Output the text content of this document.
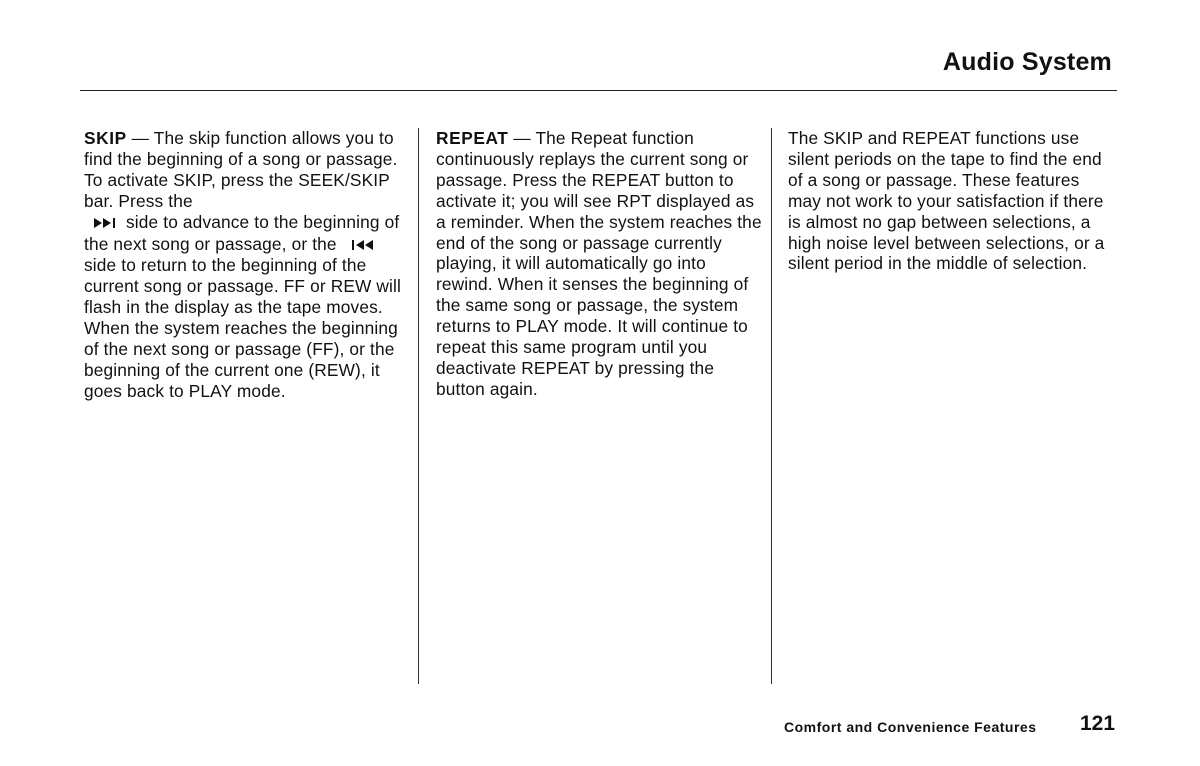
Audio System

SKIP — The skip function allows you to find the beginning of a song or passage. To activate SKIP, press the SEEK/SKIP bar. Press the
side to advance to the beginning of the next song or passage, or the side to return to the beginning of the current song or passage. FF or REW will flash in the display as the tape moves. When the system reaches the beginning of the next song or passage (FF), or the beginning of the current one (REW), it goes back to PLAY mode.

REPEAT — The Repeat function continuously replays the current song or passage. Press the REPEAT button to activate it; you will see RPT displayed as a reminder. When the system reaches the end of the song or passage currently playing, it will automatically go into rewind. When it senses the beginning of the same song or passage, the system returns to PLAY mode. It will continue to repeat this same program until you deactivate REPEAT by pressing the button again.

The SKIP and REPEAT functions use silent periods on the tape to find the end of a song or passage. These features may not work to your satisfaction if there is almost no gap between selections, a high noise level between selections, or a silent period in the middle of selection.

Comfort and Convenience Features 121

========

**AIM OF THE TASK:** Would you return the data exactly as written, without the pictures?

**RESULT BELOW:**
Output the text content of this document.
Audio System

SKIP — The skip function allows you to find the beginning of a song or passage. To activate SKIP, press the SEEK/SKIP bar. Press the
side to advance to the beginning of the next song or passage, or the side to return to the beginning of the current song or passage. FF or REW will flash in the display as the tape moves. When the system reaches the beginning of the next song or passage (FF), or the beginning of the current one (REW), it goes back to PLAY mode.

REPEAT — The Repeat function continuously replays the current song or passage. Press the REPEAT button to activate it; you will see RPT displayed as a reminder. When the system reaches the end of the song or passage currently playing, it will automatically go into rewind. When it senses the beginning of the same song or passage, the system returns to PLAY mode. It will continue to repeat this same program until you deactivate REPEAT by pressing the button again.

The SKIP and REPEAT functions use silent periods on the tape to find the end of a song or passage. These features may not work to your satisfaction if there is almost no gap between selections, a high noise level between selections, or a silent period in the middle of selection.

Comfort and Convenience Features 121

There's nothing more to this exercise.